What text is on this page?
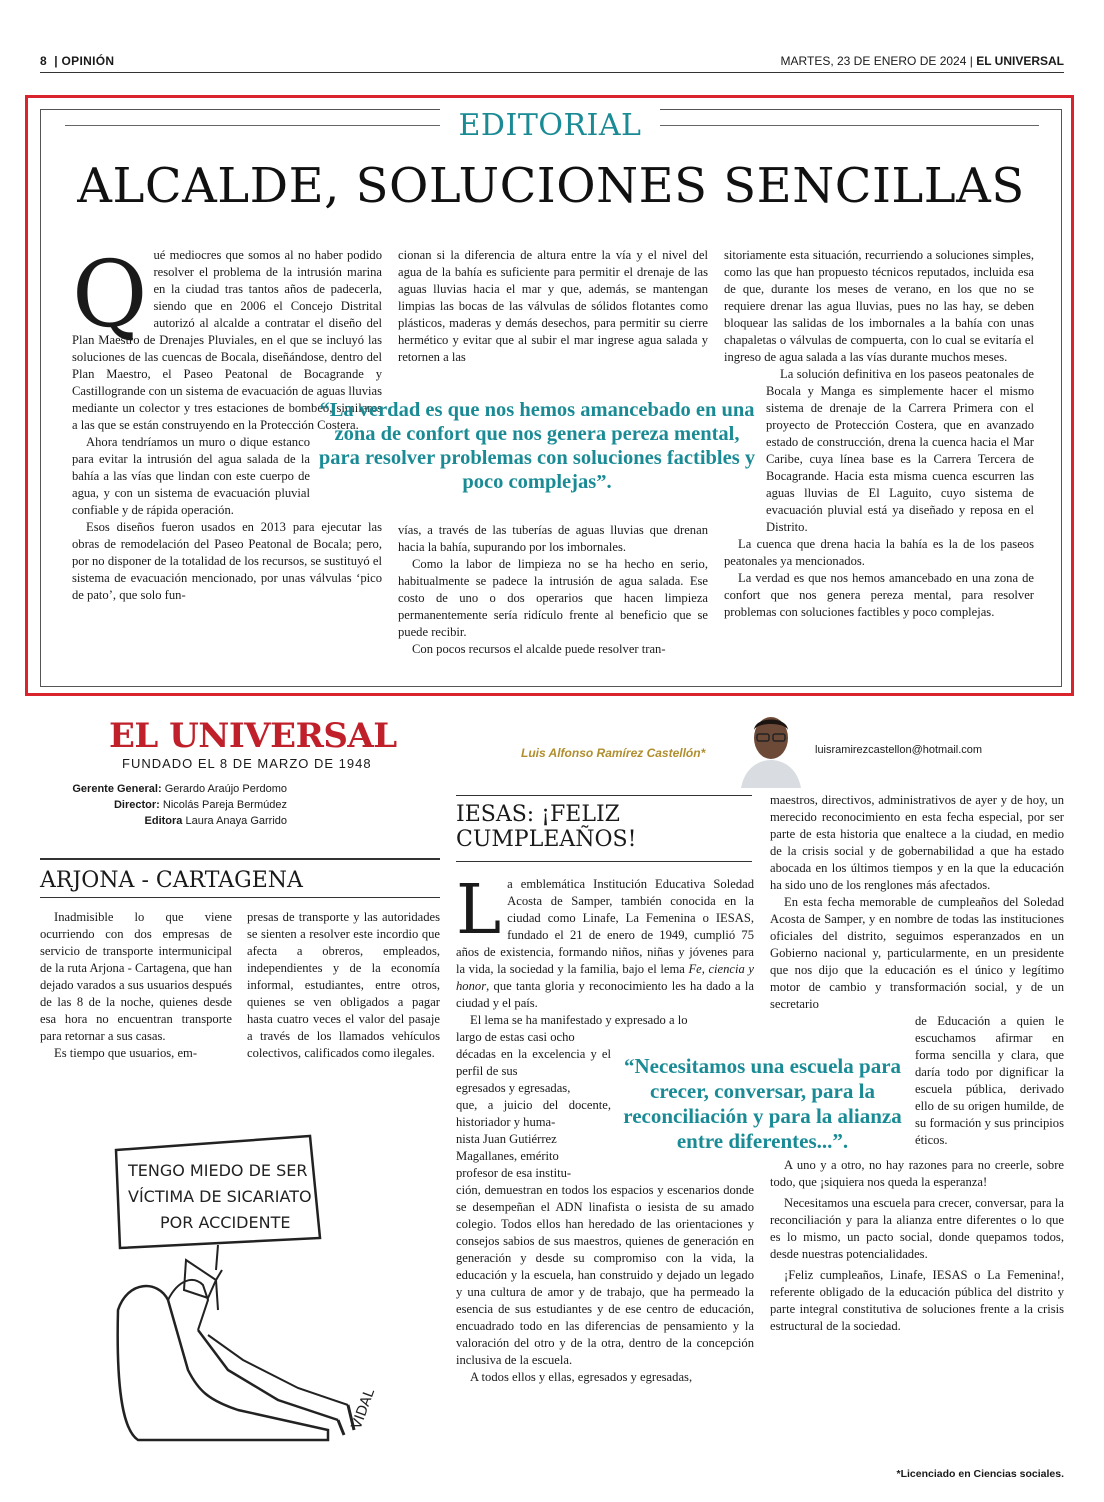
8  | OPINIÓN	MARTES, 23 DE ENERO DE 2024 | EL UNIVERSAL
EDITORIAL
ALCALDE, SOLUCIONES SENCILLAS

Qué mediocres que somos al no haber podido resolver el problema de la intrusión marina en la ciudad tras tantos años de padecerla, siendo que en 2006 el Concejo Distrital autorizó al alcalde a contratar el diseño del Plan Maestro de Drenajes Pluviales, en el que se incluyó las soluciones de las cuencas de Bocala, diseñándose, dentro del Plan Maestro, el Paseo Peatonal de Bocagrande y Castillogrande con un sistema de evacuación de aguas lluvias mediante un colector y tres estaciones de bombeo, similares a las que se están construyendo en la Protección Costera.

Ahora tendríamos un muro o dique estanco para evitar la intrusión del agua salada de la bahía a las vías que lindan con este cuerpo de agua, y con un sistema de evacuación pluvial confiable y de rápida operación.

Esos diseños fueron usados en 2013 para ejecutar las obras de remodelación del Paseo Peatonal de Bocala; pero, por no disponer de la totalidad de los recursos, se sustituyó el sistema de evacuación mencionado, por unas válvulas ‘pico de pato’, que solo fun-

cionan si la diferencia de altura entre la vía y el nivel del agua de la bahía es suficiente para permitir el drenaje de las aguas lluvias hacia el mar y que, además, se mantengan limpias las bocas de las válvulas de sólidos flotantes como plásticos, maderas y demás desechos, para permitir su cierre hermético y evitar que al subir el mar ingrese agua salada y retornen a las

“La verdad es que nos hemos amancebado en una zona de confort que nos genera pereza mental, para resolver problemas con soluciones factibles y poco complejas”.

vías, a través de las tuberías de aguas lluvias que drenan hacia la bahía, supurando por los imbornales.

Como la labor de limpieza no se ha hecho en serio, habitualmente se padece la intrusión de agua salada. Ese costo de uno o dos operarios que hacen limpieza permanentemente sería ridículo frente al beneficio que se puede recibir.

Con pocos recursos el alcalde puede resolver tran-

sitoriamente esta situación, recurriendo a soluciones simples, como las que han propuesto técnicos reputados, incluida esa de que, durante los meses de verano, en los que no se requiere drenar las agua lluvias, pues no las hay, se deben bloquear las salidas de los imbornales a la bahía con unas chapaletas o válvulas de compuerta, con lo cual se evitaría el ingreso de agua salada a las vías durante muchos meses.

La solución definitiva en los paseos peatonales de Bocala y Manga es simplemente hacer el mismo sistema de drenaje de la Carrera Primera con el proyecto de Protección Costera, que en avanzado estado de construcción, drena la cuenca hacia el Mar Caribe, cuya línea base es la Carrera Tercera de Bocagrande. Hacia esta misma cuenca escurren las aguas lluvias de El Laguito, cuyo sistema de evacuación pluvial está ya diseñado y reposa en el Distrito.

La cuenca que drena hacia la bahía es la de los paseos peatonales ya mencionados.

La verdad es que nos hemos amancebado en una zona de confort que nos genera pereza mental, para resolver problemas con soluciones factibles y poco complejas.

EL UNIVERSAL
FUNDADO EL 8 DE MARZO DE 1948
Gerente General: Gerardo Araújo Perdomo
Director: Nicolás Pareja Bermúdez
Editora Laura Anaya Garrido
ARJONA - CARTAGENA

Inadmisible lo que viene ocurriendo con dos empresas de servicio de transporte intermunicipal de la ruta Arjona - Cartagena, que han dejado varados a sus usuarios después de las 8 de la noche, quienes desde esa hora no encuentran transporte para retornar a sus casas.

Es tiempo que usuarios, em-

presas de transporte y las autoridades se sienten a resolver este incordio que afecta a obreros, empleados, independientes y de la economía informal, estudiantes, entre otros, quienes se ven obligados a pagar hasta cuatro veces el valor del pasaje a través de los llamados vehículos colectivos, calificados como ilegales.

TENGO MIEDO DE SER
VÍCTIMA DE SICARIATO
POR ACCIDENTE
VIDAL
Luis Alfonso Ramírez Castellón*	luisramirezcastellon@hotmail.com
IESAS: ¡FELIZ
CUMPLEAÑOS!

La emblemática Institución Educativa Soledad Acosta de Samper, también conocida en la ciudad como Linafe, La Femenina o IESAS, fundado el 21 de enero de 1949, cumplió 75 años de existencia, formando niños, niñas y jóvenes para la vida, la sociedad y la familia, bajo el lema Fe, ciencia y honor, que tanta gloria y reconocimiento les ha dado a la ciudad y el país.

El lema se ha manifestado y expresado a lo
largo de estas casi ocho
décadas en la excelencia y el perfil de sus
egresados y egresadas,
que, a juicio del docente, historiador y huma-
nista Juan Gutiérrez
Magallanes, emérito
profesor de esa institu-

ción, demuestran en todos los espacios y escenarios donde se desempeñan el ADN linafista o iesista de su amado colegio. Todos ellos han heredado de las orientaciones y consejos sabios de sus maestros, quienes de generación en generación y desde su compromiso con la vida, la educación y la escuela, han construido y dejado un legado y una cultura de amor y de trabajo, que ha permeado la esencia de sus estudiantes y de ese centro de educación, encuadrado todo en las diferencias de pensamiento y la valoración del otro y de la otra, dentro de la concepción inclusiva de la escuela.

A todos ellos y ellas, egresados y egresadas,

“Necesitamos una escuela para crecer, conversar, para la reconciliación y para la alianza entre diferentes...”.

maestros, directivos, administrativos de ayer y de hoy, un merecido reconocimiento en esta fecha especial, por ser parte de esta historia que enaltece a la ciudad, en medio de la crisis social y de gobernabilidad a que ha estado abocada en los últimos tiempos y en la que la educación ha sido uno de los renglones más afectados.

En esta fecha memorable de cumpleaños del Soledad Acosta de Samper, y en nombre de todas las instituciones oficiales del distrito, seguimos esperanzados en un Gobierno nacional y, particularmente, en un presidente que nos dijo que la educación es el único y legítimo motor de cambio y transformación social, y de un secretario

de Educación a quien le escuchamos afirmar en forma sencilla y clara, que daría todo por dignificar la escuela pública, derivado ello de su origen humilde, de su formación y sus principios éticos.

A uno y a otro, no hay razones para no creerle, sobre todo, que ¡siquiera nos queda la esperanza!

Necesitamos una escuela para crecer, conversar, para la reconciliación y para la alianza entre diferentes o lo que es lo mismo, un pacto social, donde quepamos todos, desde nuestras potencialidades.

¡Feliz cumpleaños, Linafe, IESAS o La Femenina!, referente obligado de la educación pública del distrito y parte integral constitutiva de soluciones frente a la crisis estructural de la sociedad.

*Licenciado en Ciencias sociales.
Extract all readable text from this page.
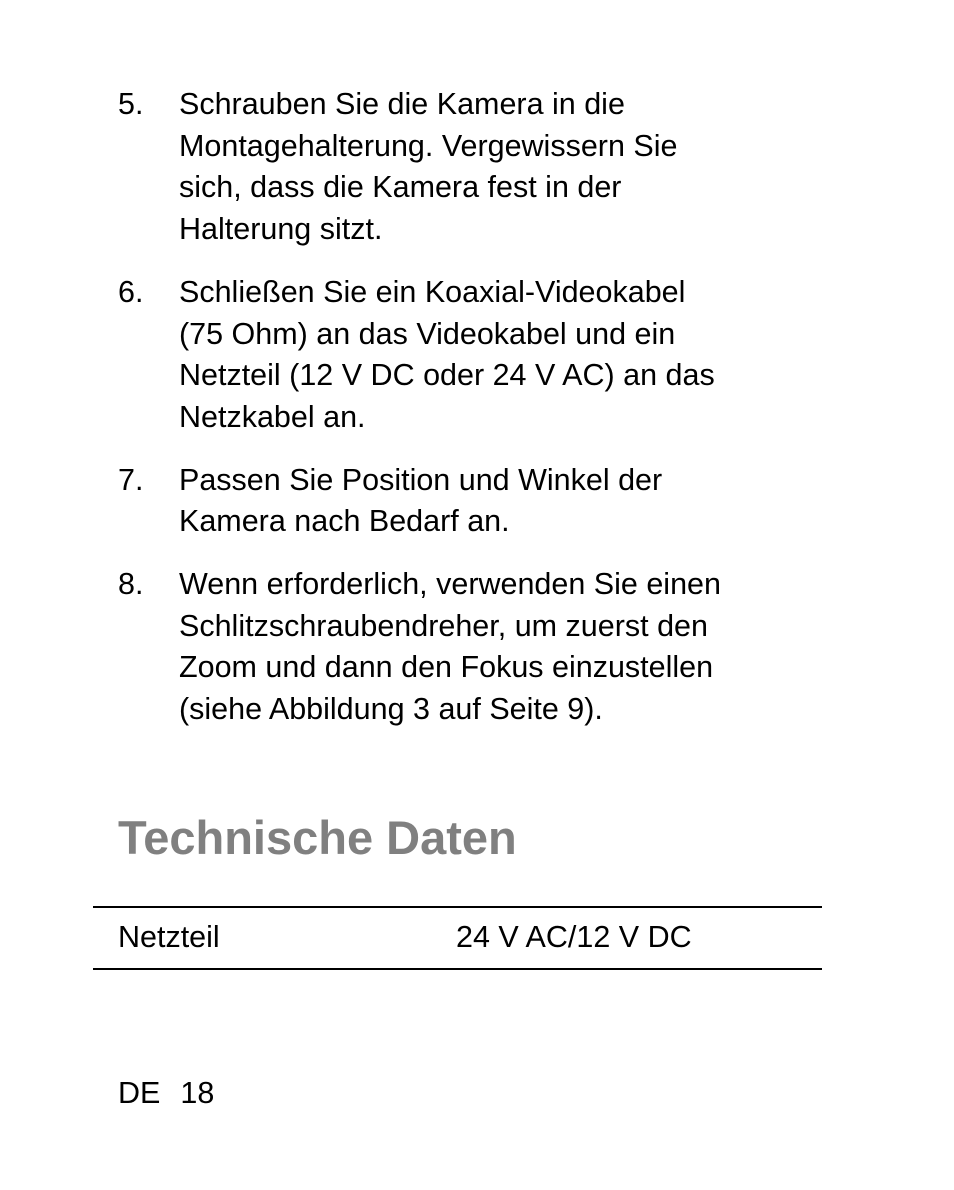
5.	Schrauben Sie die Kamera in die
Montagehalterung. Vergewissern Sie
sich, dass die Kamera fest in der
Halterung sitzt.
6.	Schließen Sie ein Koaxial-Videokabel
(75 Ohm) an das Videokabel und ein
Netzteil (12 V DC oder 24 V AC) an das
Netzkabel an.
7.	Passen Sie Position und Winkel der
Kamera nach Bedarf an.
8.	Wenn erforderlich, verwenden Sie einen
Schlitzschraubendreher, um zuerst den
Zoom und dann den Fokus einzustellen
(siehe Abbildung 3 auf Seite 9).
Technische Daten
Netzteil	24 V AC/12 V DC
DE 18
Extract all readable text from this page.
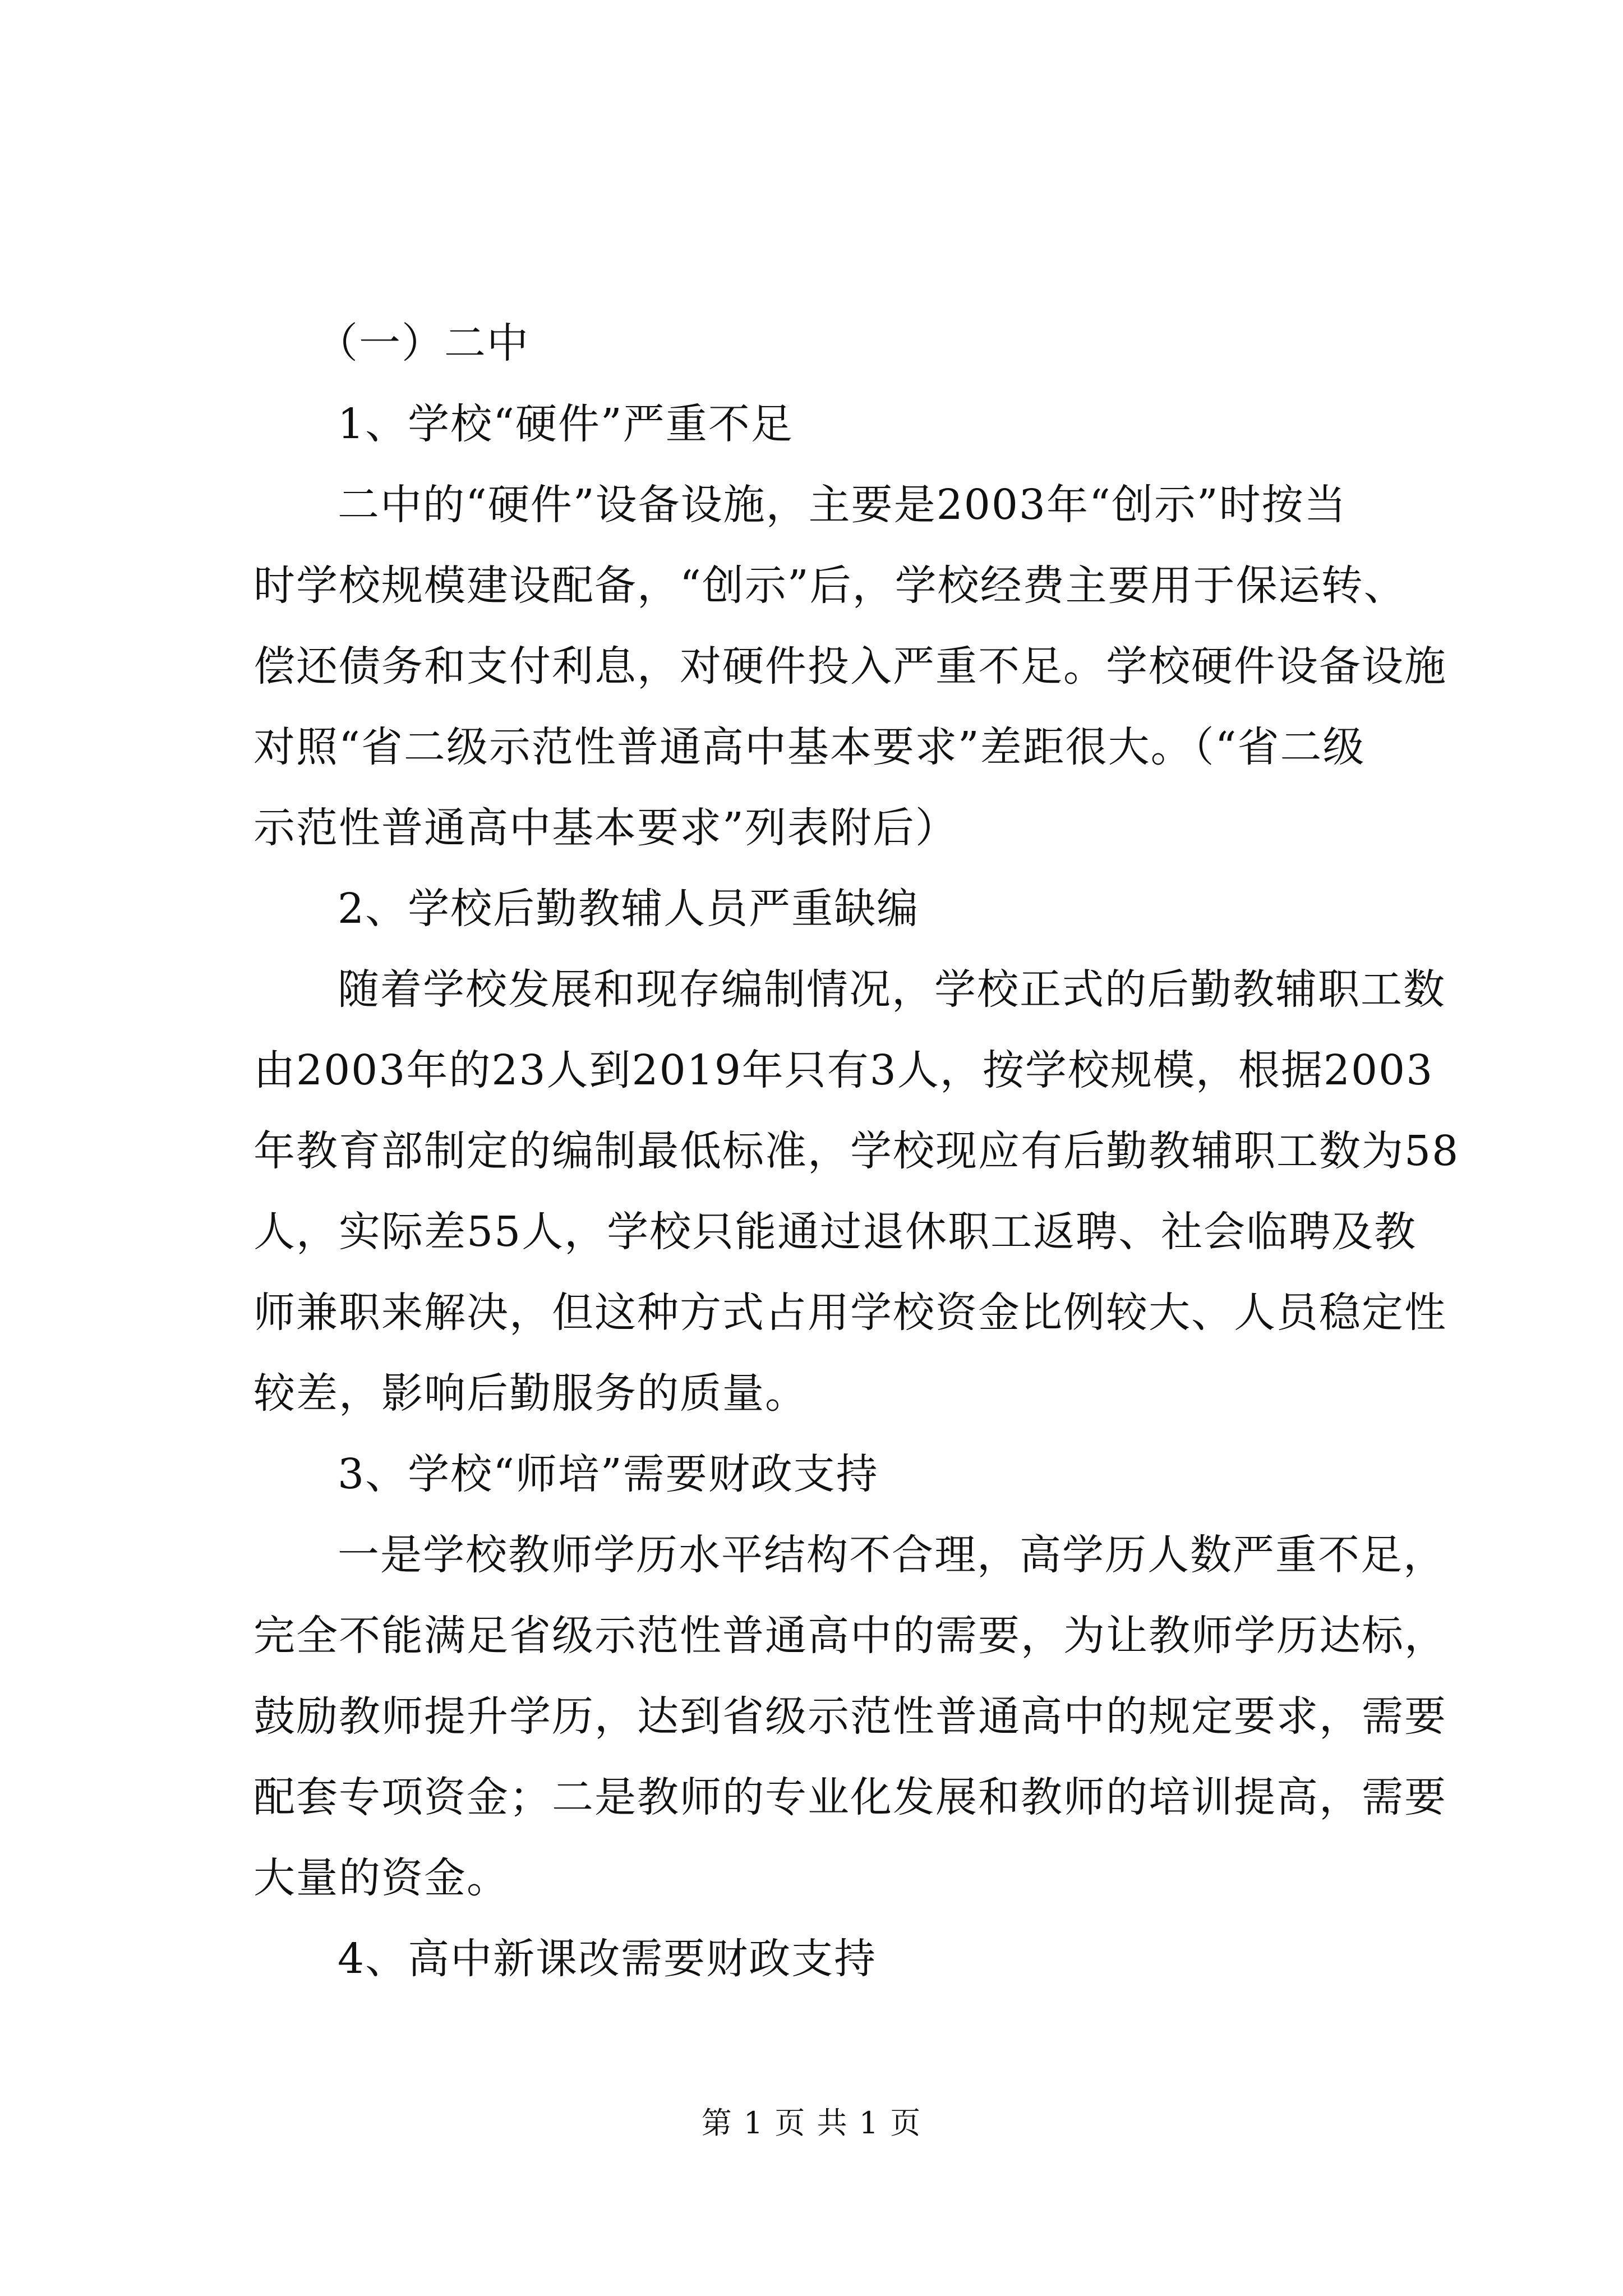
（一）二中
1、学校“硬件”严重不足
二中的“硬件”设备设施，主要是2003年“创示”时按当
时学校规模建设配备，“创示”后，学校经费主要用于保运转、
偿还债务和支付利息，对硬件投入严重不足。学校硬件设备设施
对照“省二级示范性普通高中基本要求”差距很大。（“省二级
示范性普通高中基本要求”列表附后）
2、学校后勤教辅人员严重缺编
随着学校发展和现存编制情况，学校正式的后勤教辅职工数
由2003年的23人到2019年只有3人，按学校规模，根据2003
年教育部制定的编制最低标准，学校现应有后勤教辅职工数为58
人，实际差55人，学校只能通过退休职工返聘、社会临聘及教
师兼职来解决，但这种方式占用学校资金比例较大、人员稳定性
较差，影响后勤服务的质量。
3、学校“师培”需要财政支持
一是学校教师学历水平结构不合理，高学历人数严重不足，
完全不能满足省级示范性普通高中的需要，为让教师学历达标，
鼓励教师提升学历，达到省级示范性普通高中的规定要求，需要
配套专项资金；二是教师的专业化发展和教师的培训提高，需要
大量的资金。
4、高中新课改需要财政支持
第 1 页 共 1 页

************

Work instructions >> Where a line above contains the string "peatonales", copy that line.

Exercise response >>
La solución definitiva en los paseos peatonales de Bocala y Manga es simplemente hacer el mismo sistema de drenaje de la Carrera Primera con el proyecto de Protección Costera, que en avanzado estado de construcción, drena la cuenca hacia el Mar Caribe, cuya línea base es la Carrera Tercera de Bocagrande. Hacia esta misma cuenca escurren las aguas lluvias de El Laguito, cuyo sistema de evacuación pluvial está ya diseñado y reposa en el Distrito.
La cuenca que drena hacia la bahía es la de los paseos peatonales ya mencionados.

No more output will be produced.